(Items from a data source)
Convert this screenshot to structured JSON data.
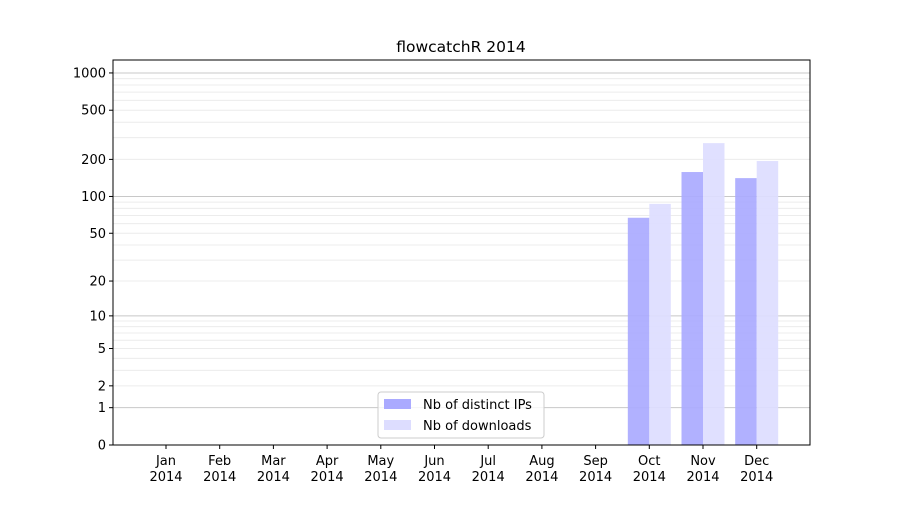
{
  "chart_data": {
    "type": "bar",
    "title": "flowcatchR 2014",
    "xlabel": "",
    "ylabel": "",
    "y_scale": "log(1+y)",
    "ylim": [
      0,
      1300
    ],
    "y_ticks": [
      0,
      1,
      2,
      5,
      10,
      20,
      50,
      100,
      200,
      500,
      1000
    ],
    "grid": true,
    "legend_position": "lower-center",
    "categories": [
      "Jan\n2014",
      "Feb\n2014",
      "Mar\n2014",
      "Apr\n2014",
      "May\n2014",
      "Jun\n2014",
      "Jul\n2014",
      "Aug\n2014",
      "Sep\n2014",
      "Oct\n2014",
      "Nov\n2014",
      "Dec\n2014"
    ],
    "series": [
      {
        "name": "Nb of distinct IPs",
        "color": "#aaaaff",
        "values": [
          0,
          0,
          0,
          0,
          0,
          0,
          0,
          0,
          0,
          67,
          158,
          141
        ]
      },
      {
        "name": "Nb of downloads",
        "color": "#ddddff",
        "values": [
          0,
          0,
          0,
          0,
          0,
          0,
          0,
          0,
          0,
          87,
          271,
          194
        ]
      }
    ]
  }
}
--
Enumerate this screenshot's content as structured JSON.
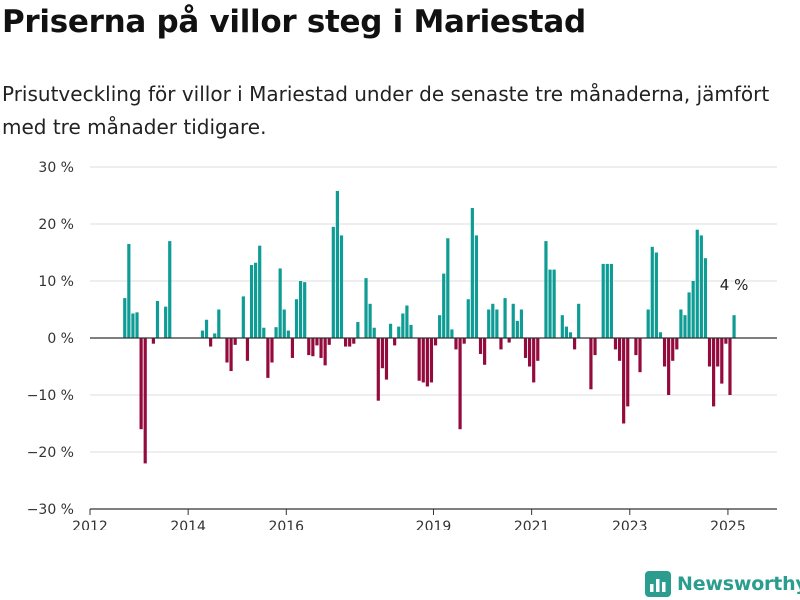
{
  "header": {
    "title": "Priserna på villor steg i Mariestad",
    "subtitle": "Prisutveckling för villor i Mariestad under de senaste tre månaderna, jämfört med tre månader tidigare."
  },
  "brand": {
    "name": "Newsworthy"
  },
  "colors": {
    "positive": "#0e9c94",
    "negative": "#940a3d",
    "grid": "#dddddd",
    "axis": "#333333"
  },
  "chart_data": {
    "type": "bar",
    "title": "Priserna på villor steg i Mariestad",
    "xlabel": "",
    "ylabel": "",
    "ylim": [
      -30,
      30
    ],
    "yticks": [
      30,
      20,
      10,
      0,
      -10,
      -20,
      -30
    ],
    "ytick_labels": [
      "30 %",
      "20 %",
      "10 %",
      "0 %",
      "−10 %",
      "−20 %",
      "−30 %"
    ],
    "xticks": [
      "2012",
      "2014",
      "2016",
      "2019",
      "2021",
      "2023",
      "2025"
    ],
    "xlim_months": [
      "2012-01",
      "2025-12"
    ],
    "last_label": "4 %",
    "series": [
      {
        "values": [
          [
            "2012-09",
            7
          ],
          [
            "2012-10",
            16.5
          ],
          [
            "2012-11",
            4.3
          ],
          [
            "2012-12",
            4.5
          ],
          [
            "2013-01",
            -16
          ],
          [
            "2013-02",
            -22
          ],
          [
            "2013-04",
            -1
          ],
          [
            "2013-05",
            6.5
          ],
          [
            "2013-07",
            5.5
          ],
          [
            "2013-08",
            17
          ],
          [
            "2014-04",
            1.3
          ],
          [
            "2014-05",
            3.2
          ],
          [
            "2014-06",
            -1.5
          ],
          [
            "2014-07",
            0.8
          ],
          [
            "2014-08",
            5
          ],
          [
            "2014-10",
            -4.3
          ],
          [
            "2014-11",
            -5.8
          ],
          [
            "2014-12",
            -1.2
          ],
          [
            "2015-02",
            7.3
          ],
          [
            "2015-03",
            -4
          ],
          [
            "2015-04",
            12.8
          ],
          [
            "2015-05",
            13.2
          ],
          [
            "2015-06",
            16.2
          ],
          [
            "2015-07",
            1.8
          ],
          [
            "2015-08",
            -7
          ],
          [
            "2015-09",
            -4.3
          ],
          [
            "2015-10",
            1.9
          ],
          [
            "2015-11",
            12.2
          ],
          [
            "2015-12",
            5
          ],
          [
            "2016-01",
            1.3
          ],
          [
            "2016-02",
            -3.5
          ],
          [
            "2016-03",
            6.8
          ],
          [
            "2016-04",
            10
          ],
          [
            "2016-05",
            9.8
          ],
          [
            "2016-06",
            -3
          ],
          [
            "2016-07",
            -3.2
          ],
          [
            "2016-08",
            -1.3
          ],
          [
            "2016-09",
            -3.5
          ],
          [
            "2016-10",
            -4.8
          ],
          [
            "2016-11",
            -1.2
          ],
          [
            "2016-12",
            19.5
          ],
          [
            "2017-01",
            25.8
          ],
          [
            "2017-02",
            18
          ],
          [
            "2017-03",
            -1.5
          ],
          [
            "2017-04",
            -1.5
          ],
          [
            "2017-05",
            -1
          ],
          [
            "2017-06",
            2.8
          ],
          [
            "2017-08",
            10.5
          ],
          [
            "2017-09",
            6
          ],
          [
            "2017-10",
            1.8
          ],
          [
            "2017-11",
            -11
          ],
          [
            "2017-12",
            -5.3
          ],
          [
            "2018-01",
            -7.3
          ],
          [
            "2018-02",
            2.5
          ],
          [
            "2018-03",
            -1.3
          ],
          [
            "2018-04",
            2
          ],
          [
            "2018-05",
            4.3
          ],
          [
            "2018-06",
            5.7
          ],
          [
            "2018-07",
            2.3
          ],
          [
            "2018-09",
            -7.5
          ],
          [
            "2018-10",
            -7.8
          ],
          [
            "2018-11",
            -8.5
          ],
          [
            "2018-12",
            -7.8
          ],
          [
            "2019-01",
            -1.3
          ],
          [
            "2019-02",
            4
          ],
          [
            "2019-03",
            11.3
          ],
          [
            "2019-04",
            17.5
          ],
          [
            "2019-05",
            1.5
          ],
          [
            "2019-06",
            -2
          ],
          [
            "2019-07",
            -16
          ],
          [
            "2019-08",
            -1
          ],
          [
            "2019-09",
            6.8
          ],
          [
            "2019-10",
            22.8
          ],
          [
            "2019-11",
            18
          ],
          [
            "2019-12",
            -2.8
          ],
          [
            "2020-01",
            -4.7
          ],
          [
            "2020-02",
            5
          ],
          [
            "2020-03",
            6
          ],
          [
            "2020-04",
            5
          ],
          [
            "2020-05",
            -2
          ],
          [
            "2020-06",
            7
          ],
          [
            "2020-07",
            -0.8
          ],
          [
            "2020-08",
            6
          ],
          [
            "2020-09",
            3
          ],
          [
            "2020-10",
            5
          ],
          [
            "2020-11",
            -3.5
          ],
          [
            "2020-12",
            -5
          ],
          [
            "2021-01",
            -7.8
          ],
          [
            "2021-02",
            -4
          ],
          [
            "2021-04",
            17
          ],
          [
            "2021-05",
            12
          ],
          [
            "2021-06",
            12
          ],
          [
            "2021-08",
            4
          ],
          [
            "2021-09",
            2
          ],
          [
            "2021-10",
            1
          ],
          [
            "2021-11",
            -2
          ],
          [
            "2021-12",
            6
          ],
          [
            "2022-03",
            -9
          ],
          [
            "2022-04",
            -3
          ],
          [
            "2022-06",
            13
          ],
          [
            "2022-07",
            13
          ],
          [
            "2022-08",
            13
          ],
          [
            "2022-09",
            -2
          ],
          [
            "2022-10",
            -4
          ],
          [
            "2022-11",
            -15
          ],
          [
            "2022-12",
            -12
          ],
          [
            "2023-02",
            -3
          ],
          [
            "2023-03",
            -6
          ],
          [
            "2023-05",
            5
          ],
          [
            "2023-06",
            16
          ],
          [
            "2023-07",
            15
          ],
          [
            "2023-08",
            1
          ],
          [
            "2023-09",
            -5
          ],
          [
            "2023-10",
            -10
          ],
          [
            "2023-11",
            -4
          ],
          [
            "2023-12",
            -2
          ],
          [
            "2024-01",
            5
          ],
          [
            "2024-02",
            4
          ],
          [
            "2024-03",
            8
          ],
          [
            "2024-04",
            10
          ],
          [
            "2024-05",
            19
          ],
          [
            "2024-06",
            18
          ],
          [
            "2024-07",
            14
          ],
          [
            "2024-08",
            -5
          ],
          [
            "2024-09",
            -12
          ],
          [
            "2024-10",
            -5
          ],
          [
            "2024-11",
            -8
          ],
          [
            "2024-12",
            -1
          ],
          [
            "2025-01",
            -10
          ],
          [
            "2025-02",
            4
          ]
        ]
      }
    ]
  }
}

▶ REQUIREMENT
From the entries, report each line that includes the word "structured".

▶ OUTPUT FOR THIS EXERCISE
Convert this screenshot to structured JSON data.
Enumerate this screenshot's content as structured JSON.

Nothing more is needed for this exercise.